[Records about charts and figures]
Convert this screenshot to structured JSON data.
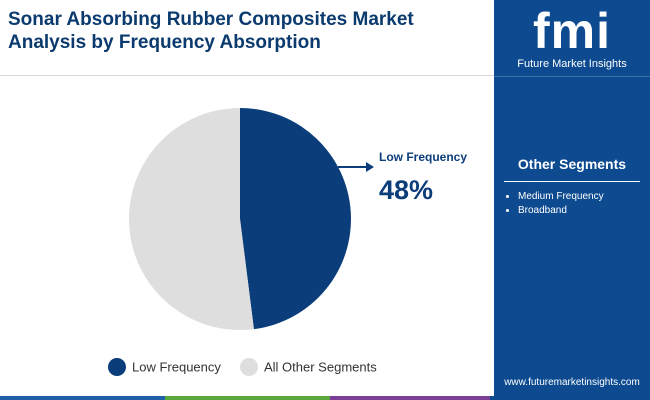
{
  "chart_data": {
    "type": "pie",
    "title": "Sonar Absorbing Rubber Composites Market Analysis by Frequency Absorption",
    "categories": [
      "Low Frequency",
      "All Other Segments"
    ],
    "values": [
      48,
      52
    ],
    "value_labels": [
      "48%",
      null
    ],
    "colors": [
      "#0b3d7a",
      "#dedede"
    ],
    "legend": "bottom"
  },
  "sidebar": {
    "brand": "fmi",
    "brand_name": "Future Market Insights",
    "heading": "Other Segments",
    "items": [
      "Medium Frequency",
      "Broadband"
    ],
    "url": "www.futuremarketinsights.com"
  }
}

■ DIRECTIVE: Quote every record above exactly, omitting any pictures they contain.

■ EXERCISE SOLUTION:
Convert this screenshot to structured JSON data.
{
  "chart_data": {
    "type": "pie",
    "title": "Sonar Absorbing Rubber Composites Market Analysis by Frequency Absorption",
    "categories": [
      "Low Frequency",
      "All Other Segments"
    ],
    "values": [
      48,
      52
    ],
    "value_labels": [
      "48%",
      null
    ],
    "colors": [
      "#0b3d7a",
      "#dedede"
    ],
    "legend": "bottom"
  },
  "sidebar": {
    "brand": "fmi",
    "brand_name": "Future Market Insights",
    "heading": "Other Segments",
    "items": [
      "Medium Frequency",
      "Broadband"
    ],
    "url": "www.futuremarketinsights.com"
  }
}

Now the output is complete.